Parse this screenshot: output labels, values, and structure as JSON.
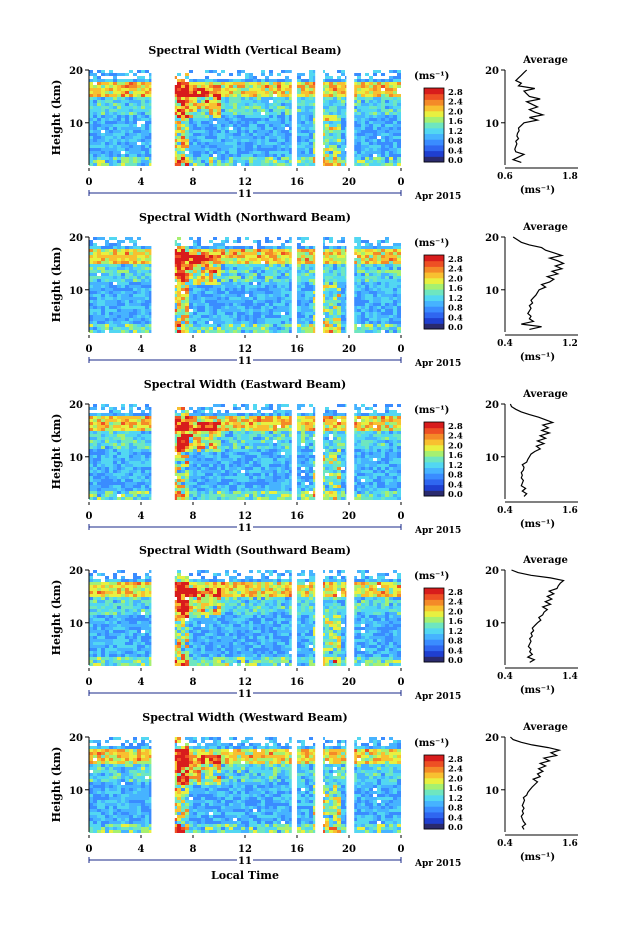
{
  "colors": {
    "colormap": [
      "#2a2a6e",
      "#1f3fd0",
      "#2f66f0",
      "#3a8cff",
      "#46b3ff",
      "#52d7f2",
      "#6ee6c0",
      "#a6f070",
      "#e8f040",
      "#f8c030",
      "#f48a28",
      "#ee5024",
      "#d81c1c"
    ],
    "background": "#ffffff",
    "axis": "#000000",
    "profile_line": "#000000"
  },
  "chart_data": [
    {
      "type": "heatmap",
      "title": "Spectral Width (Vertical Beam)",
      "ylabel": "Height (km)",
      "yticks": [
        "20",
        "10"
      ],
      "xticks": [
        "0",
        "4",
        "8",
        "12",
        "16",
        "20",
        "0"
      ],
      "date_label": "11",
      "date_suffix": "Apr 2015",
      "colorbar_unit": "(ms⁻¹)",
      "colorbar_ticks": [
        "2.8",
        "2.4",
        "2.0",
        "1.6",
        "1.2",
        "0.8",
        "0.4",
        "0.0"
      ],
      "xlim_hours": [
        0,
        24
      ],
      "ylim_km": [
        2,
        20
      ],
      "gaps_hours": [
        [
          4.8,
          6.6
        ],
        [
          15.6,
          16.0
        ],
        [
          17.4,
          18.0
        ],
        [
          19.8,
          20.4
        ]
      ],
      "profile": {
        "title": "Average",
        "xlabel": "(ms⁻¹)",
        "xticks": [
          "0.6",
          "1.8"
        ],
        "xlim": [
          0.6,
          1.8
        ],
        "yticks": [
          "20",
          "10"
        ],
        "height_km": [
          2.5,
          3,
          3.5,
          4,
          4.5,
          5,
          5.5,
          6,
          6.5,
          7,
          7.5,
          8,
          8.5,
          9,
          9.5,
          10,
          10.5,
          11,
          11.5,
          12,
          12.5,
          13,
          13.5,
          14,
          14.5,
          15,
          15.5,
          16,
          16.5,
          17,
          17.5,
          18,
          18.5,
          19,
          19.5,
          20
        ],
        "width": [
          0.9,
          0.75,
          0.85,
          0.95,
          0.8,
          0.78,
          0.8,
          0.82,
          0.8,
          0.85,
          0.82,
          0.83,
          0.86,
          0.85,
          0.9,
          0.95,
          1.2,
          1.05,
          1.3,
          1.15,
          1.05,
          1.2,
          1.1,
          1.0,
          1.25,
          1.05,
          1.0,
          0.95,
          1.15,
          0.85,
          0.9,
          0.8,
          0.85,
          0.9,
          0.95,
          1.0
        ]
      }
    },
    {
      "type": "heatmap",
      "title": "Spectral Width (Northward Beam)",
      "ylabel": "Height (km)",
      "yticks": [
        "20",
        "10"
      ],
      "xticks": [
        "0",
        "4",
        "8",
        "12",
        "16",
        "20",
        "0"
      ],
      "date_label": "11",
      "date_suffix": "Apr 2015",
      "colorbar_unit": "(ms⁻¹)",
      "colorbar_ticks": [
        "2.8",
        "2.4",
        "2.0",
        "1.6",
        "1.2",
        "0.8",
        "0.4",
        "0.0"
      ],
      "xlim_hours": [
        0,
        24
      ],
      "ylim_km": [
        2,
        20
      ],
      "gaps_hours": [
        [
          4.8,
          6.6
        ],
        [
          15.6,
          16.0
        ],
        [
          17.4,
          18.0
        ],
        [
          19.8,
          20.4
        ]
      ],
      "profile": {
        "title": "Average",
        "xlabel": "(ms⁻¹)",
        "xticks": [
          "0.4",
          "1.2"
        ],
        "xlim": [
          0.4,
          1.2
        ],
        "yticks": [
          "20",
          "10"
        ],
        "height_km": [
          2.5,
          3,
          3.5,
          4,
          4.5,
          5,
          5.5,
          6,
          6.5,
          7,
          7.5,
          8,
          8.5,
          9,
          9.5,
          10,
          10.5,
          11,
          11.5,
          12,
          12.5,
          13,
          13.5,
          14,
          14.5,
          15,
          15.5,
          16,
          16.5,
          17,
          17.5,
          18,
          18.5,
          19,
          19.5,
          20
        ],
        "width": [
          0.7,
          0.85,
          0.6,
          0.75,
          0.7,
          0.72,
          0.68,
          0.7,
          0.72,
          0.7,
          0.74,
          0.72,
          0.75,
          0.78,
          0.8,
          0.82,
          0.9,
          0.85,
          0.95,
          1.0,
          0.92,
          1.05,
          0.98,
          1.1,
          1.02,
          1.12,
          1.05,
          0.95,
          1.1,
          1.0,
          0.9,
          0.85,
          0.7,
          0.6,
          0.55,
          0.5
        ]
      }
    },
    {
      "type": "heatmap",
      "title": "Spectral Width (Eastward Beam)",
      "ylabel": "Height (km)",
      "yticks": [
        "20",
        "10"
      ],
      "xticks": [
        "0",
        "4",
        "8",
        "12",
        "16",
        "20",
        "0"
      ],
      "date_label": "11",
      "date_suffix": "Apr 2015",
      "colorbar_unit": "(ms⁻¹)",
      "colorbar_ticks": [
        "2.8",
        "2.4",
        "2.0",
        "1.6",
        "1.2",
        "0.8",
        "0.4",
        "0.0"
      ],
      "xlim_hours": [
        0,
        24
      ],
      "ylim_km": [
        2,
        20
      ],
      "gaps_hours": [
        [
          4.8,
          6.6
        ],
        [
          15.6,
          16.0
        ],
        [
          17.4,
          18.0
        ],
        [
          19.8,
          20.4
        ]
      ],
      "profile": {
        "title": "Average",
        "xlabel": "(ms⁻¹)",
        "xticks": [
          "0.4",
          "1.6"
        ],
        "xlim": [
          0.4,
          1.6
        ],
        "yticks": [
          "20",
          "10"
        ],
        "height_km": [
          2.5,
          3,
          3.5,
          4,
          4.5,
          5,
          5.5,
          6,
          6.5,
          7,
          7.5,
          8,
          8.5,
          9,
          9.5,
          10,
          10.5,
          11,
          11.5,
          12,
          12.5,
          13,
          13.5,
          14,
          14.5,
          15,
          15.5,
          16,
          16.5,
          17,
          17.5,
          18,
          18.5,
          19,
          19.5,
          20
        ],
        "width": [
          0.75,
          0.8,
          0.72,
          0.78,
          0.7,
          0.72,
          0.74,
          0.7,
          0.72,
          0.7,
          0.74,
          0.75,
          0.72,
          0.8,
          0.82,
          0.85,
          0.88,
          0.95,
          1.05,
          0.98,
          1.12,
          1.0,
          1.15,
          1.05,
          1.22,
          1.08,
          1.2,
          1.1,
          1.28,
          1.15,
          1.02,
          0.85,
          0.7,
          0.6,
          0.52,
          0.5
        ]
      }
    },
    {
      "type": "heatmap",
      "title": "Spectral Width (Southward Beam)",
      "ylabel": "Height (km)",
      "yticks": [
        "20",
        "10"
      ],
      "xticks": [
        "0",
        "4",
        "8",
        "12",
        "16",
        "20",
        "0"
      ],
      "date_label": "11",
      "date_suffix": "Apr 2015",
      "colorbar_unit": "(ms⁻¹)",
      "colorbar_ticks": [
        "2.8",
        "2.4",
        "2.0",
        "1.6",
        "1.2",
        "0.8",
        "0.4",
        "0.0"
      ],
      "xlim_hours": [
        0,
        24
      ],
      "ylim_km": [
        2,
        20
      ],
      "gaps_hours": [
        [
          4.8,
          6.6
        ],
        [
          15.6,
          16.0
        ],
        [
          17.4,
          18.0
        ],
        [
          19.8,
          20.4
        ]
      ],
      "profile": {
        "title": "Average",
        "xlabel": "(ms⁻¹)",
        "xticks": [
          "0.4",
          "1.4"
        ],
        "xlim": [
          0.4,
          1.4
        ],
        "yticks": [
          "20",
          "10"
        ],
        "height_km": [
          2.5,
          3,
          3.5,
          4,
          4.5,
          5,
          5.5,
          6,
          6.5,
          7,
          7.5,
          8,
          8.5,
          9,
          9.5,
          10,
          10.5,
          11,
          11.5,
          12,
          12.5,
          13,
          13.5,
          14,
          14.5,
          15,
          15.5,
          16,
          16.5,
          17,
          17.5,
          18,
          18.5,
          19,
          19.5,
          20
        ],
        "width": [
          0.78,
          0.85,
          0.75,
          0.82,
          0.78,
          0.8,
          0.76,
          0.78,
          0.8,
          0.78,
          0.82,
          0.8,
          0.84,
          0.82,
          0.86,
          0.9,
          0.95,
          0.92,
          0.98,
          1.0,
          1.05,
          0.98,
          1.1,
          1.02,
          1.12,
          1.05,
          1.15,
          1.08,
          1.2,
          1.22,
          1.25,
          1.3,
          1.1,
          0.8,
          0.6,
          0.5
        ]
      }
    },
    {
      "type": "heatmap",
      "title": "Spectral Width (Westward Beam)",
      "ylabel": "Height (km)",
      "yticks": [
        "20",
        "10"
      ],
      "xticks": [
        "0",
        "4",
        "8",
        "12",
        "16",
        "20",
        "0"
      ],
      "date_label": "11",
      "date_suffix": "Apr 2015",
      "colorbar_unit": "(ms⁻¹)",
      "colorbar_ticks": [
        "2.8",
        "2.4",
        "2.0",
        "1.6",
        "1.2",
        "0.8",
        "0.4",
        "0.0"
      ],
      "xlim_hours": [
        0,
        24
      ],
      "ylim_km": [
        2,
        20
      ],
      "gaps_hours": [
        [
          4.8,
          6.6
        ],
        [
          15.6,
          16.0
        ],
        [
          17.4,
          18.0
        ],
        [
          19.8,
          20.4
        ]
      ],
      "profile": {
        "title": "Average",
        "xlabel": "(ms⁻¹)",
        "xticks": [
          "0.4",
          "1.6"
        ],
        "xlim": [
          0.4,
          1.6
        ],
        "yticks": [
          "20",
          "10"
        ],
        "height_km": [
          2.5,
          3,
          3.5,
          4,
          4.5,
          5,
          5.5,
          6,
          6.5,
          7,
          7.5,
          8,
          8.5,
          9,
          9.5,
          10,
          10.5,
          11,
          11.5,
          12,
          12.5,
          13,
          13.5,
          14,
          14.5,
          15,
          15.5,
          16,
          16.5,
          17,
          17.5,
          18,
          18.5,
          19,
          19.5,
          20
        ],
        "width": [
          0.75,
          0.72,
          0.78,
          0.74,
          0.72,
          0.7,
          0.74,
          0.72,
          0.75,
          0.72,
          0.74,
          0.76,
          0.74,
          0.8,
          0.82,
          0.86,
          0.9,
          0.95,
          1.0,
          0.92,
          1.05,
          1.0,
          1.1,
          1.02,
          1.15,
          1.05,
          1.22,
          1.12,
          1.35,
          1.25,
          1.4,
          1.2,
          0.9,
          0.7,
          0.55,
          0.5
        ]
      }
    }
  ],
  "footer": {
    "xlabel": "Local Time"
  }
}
········
Exercise task
Pick out lines containing the word "Spectral", each one as written.

Solution to this task
      "title": "Spectral Width (Vertical Beam)",
      "title": "Spectral Width (Northward Beam)",
      "title": "Spectral Width (Eastward Beam)",
      "title": "Spectral Width (Southward Beam)",
      "title": "Spectral Width (Westward Beam)",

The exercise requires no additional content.